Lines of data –
###
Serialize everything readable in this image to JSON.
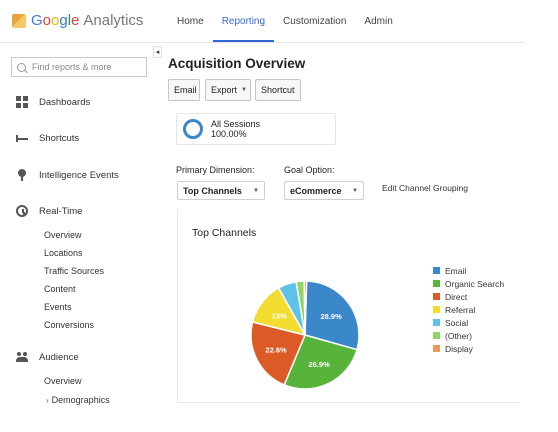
{
  "app": {
    "logo_google": "Google",
    "logo_analytics": "Analytics"
  },
  "nav": {
    "tabs": [
      {
        "label": "Home",
        "active": false
      },
      {
        "label": "Reporting",
        "active": true
      },
      {
        "label": "Customization",
        "active": false
      },
      {
        "label": "Admin",
        "active": false
      }
    ]
  },
  "sidebar": {
    "search_placeholder": "Find reports & more",
    "items": [
      {
        "label": "Dashboards",
        "icon": "grid-icon"
      },
      {
        "label": "Shortcuts",
        "icon": "shortcuts-icon"
      },
      {
        "label": "Intelligence Events",
        "icon": "bulb-icon"
      },
      {
        "label": "Real-Time",
        "icon": "clock-icon"
      },
      {
        "label": "Audience",
        "icon": "people-icon"
      }
    ],
    "realtime_sub": [
      "Overview",
      "Locations",
      "Traffic Sources",
      "Content",
      "Events",
      "Conversions"
    ],
    "audience_sub": [
      "Overview",
      "Demographics"
    ],
    "collapse_glyph": "◂"
  },
  "main": {
    "title": "Acquisition Overview",
    "buttons": {
      "email": "Email",
      "export": "Export",
      "shortcut": "Shortcut"
    },
    "segment": {
      "name": "All Sessions",
      "percent": "100.00%"
    },
    "primary_dimension_label": "Primary Dimension:",
    "goal_option_label": "Goal Option:",
    "primary_dimension_value": "Top Channels",
    "goal_option_value": "eCommerce",
    "edit_grouping": "Edit Channel Grouping"
  },
  "chart_data": {
    "type": "pie",
    "title": "Top Channels",
    "legend_position": "right",
    "categories": [
      "Email",
      "Organic Search",
      "Direct",
      "Referral",
      "Social",
      "(Other)",
      "Display"
    ],
    "values": [
      28.9,
      26.9,
      22.6,
      13,
      5.5,
      2.4,
      0.7
    ],
    "data_labels": [
      "28.9%",
      "26.9%",
      "22.6%",
      "13%",
      "",
      "",
      ""
    ],
    "colors": [
      "#3a87c9",
      "#58b33a",
      "#db5a26",
      "#f2dc2f",
      "#5ec2e6",
      "#8fd465",
      "#ec9a5a"
    ]
  }
}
###
What you are asked to do –
Copy the material above in full and exactly, skipping pictures.

Response to this task –
Serialize everything readable in this image to JSON.
{
  "app": {
    "logo_google": "Google",
    "logo_analytics": "Analytics"
  },
  "nav": {
    "tabs": [
      {
        "label": "Home",
        "active": false
      },
      {
        "label": "Reporting",
        "active": true
      },
      {
        "label": "Customization",
        "active": false
      },
      {
        "label": "Admin",
        "active": false
      }
    ]
  },
  "sidebar": {
    "search_placeholder": "Find reports & more",
    "items": [
      {
        "label": "Dashboards",
        "icon": "grid-icon"
      },
      {
        "label": "Shortcuts",
        "icon": "shortcuts-icon"
      },
      {
        "label": "Intelligence Events",
        "icon": "bulb-icon"
      },
      {
        "label": "Real-Time",
        "icon": "clock-icon"
      },
      {
        "label": "Audience",
        "icon": "people-icon"
      }
    ],
    "realtime_sub": [
      "Overview",
      "Locations",
      "Traffic Sources",
      "Content",
      "Events",
      "Conversions"
    ],
    "audience_sub": [
      "Overview",
      "Demographics"
    ],
    "collapse_glyph": "◂"
  },
  "main": {
    "title": "Acquisition Overview",
    "buttons": {
      "email": "Email",
      "export": "Export",
      "shortcut": "Shortcut"
    },
    "segment": {
      "name": "All Sessions",
      "percent": "100.00%"
    },
    "primary_dimension_label": "Primary Dimension:",
    "goal_option_label": "Goal Option:",
    "primary_dimension_value": "Top Channels",
    "goal_option_value": "eCommerce",
    "edit_grouping": "Edit Channel Grouping"
  },
  "chart_data": {
    "type": "pie",
    "title": "Top Channels",
    "legend_position": "right",
    "categories": [
      "Email",
      "Organic Search",
      "Direct",
      "Referral",
      "Social",
      "(Other)",
      "Display"
    ],
    "values": [
      28.9,
      26.9,
      22.6,
      13,
      5.5,
      2.4,
      0.7
    ],
    "data_labels": [
      "28.9%",
      "26.9%",
      "22.6%",
      "13%",
      "",
      "",
      ""
    ],
    "colors": [
      "#3a87c9",
      "#58b33a",
      "#db5a26",
      "#f2dc2f",
      "#5ec2e6",
      "#8fd465",
      "#ec9a5a"
    ]
  }
}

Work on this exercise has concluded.